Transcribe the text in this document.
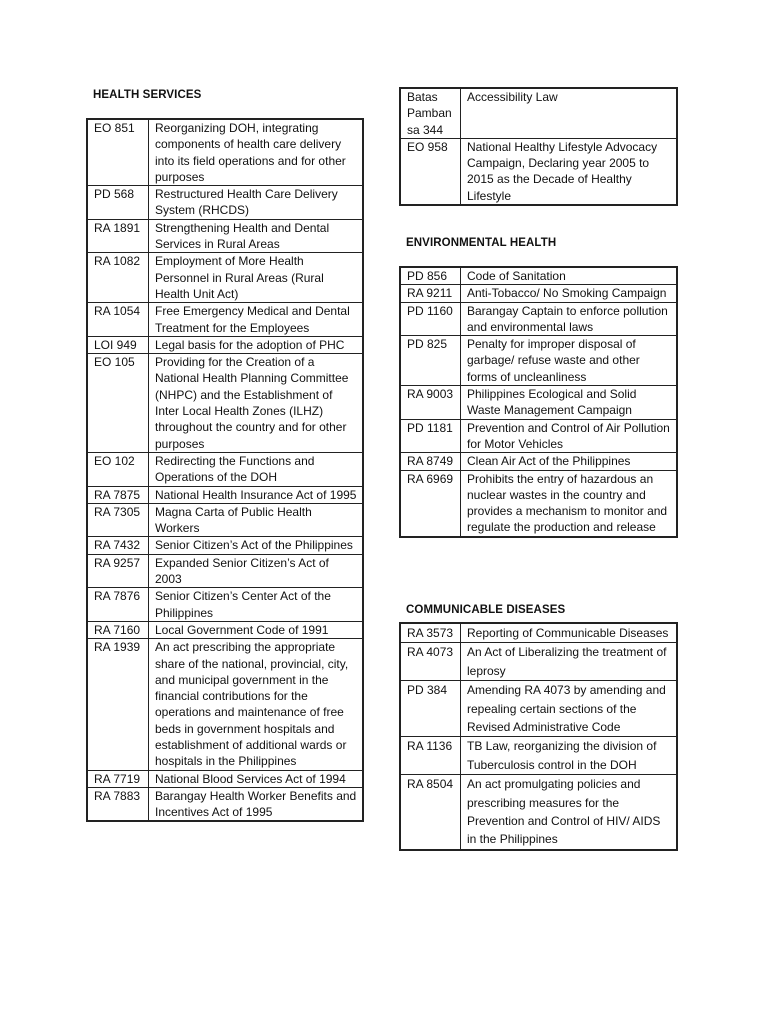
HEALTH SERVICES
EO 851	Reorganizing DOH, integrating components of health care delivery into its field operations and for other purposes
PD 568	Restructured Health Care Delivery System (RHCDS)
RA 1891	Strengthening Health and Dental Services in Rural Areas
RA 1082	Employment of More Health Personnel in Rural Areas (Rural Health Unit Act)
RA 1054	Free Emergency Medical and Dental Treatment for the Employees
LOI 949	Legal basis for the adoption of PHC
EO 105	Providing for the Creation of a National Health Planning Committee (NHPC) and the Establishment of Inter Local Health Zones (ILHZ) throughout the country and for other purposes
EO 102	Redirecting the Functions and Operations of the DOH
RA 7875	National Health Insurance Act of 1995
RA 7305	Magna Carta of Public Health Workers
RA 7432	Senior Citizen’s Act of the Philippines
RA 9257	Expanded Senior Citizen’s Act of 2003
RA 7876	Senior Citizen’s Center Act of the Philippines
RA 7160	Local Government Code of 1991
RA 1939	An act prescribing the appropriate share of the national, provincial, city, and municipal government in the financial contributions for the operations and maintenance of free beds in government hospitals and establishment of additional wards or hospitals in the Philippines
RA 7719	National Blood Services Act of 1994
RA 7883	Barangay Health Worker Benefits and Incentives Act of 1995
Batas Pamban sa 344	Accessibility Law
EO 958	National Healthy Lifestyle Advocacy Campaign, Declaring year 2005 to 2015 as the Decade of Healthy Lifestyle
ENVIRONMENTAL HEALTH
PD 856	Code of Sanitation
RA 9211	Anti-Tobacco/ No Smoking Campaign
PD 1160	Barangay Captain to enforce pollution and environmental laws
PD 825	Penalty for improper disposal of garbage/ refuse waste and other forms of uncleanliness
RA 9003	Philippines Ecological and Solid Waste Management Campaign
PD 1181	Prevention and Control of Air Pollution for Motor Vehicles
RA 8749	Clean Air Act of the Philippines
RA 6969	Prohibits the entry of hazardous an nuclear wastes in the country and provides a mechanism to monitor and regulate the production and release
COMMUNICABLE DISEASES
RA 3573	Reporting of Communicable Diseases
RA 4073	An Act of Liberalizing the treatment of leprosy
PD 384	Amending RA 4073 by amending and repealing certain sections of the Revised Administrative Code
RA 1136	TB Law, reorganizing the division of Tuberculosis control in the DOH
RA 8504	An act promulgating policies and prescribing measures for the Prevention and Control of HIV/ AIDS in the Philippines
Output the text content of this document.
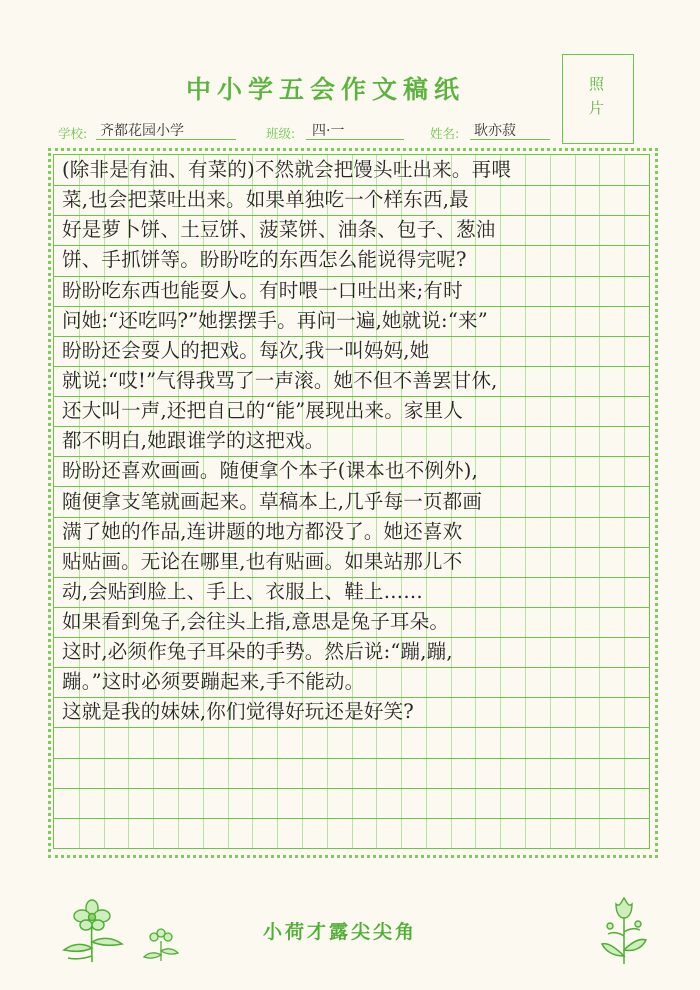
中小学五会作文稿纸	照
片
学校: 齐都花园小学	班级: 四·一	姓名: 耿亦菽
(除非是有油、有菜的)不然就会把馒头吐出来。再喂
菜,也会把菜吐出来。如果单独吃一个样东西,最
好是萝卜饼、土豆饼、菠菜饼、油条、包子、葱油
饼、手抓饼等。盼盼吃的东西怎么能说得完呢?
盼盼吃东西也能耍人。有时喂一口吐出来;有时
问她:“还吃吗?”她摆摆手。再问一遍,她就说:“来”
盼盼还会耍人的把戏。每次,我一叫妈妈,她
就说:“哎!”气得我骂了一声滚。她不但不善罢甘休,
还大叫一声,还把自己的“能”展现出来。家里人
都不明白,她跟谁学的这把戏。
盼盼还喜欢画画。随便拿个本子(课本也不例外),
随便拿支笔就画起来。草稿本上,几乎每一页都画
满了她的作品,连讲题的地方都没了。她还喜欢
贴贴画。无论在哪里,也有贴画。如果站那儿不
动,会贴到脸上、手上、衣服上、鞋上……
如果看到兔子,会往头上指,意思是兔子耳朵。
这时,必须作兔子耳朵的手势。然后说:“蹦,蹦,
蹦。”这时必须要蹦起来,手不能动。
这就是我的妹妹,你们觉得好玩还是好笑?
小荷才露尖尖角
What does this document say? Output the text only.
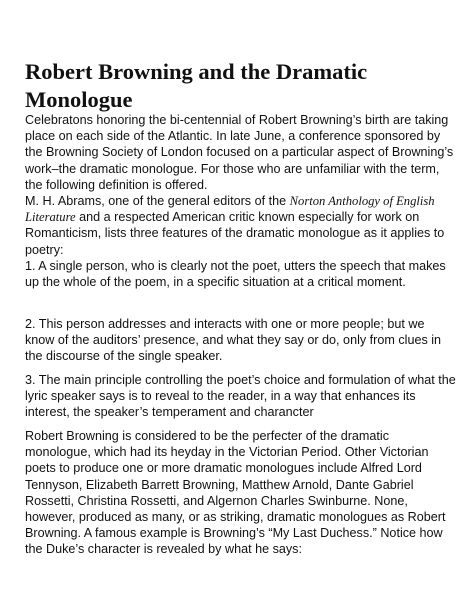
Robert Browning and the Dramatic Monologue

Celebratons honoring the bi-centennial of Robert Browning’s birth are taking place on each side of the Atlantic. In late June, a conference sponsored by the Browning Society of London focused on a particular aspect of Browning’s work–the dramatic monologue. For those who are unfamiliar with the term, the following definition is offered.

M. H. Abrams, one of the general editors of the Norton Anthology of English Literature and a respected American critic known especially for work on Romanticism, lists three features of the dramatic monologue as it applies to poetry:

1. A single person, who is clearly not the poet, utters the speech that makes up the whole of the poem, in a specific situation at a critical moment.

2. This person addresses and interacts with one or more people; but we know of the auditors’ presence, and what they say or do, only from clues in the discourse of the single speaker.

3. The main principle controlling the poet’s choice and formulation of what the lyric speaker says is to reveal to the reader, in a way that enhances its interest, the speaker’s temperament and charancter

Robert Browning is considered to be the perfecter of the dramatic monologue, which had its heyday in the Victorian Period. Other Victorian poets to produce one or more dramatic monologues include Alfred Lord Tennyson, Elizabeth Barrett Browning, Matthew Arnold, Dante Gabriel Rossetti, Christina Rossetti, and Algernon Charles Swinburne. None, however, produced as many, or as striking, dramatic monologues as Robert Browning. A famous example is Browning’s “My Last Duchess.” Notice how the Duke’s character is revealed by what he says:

★ ★ ★ ★ ★

**Prompt**
Without including any pictures, output all the entries above exactly.

**Solution for this task**
Transcribe the text in this document.
HEALTH SERVICES
EO 851	Reorganizing DOH, integrating components of health care delivery into its field operations and for other purposes
PD 568	Restructured Health Care Delivery System (RHCDS)
RA 1891	Strengthening Health and Dental Services in Rural Areas
RA 1082	Employment of More Health Personnel in Rural Areas (Rural Health Unit Act)
RA 1054	Free Emergency Medical and Dental Treatment for the Employees
LOI 949	Legal basis for the adoption of PHC
EO 105	Providing for the Creation of a National Health Planning Committee (NHPC) and the Establishment of Inter Local Health Zones (ILHZ) throughout the country and for other purposes
EO 102	Redirecting the Functions and Operations of the DOH
RA 7875	National Health Insurance Act of 1995
RA 7305	Magna Carta of Public Health Workers
RA 7432	Senior Citizen’s Act of the Philippines
RA 9257	Expanded Senior Citizen’s Act of 2003
RA 7876	Senior Citizen’s Center Act of the Philippines
RA 7160	Local Government Code of 1991
RA 1939	An act prescribing the appropriate share of the national, provincial, city, and municipal government in the financial contributions for the operations and maintenance of free beds in government hospitals and establishment of additional wards or hospitals in the Philippines
RA 7719	National Blood Services Act of 1994
RA 7883	Barangay Health Worker Benefits and Incentives Act of 1995
Batas Pamban sa 344	Accessibility Law
EO 958	National Healthy Lifestyle Advocacy Campaign, Declaring year 2005 to 2015 as the Decade of Healthy Lifestyle
ENVIRONMENTAL HEALTH
PD 856	Code of Sanitation
RA 9211	Anti-Tobacco/ No Smoking Campaign
PD 1160	Barangay Captain to enforce pollution and environmental laws
PD 825	Penalty for improper disposal of garbage/ refuse waste and other forms of uncleanliness
RA 9003	Philippines Ecological and Solid Waste Management Campaign
PD 1181	Prevention and Control of Air Pollution for Motor Vehicles
RA 8749	Clean Air Act of the Philippines
RA 6969	Prohibits the entry of hazardous an nuclear wastes in the country and provides a mechanism to monitor and regulate the production and release
COMMUNICABLE DISEASES
RA 3573	Reporting of Communicable Diseases
RA 4073	An Act of Liberalizing the treatment of leprosy
PD 384	Amending RA 4073 by amending and repealing certain sections of the Revised Administrative Code
RA 1136	TB Law, reorganizing the division of Tuberculosis control in the DOH
RA 8504	An act promulgating policies and prescribing measures for the Prevention and Control of HIV/ AIDS in the Philippines
Output the text content of this document.
中小学五会作文稿纸	照
片
学校: 齐都花园小学	班级: 四·一	姓名: 耿亦菽
(除非是有油、有菜的)不然就会把馒头吐出来。再喂
菜,也会把菜吐出来。如果单独吃一个样东西,最
好是萝卜饼、土豆饼、菠菜饼、油条、包子、葱油
饼、手抓饼等。盼盼吃的东西怎么能说得完呢?
盼盼吃东西也能耍人。有时喂一口吐出来;有时
问她:“还吃吗?”她摆摆手。再问一遍,她就说:“来”
盼盼还会耍人的把戏。每次,我一叫妈妈,她
就说:“哎!”气得我骂了一声滚。她不但不善罢甘休,
还大叫一声,还把自己的“能”展现出来。家里人
都不明白,她跟谁学的这把戏。
盼盼还喜欢画画。随便拿个本子(课本也不例外),
随便拿支笔就画起来。草稿本上,几乎每一页都画
满了她的作品,连讲题的地方都没了。她还喜欢
贴贴画。无论在哪里,也有贴画。如果站那儿不
动,会贴到脸上、手上、衣服上、鞋上……
如果看到兔子,会往头上指,意思是兔子耳朵。
这时,必须作兔子耳朵的手势。然后说:“蹦,蹦,
蹦。”这时必须要蹦起来,手不能动。
这就是我的妹妹,你们觉得好玩还是好笑?
小荷才露尖尖角
What does this document say? Output the text only.
Robert Browning and the Dramatic Monologue

Celebratons honoring the bi-centennial of Robert Browning’s birth are taking place on each side of the Atlantic. In late June, a conference sponsored by the Browning Society of London focused on a particular aspect of Browning’s work–the dramatic monologue. For those who are unfamiliar with the term, the following definition is offered.

M. H. Abrams, one of the general editors of the Norton Anthology of English Literature and a respected American critic known especially for work on Romanticism, lists three features of the dramatic monologue as it applies to poetry:

1. A single person, who is clearly not the poet, utters the speech that makes up the whole of the poem, in a specific situation at a critical moment.

2. This person addresses and interacts with one or more people; but we know of the auditors’ presence, and what they say or do, only from clues in the discourse of the single speaker.

3. The main principle controlling the poet’s choice and formulation of what the lyric speaker says is to reveal to the reader, in a way that enhances its interest, the speaker’s temperament and charancter

Robert Browning is considered to be the perfecter of the dramatic monologue, which had its heyday in the Victorian Period. Other Victorian poets to produce one or more dramatic monologues include Alfred Lord Tennyson, Elizabeth Barrett Browning, Matthew Arnold, Dante Gabriel Rossetti, Christina Rossetti, and Algernon Charles Swinburne. None, however, produced as many, or as striking, dramatic monologues as Robert Browning. A famous example is Browning’s “My Last Duchess.” Notice how the Duke’s character is revealed by what he says:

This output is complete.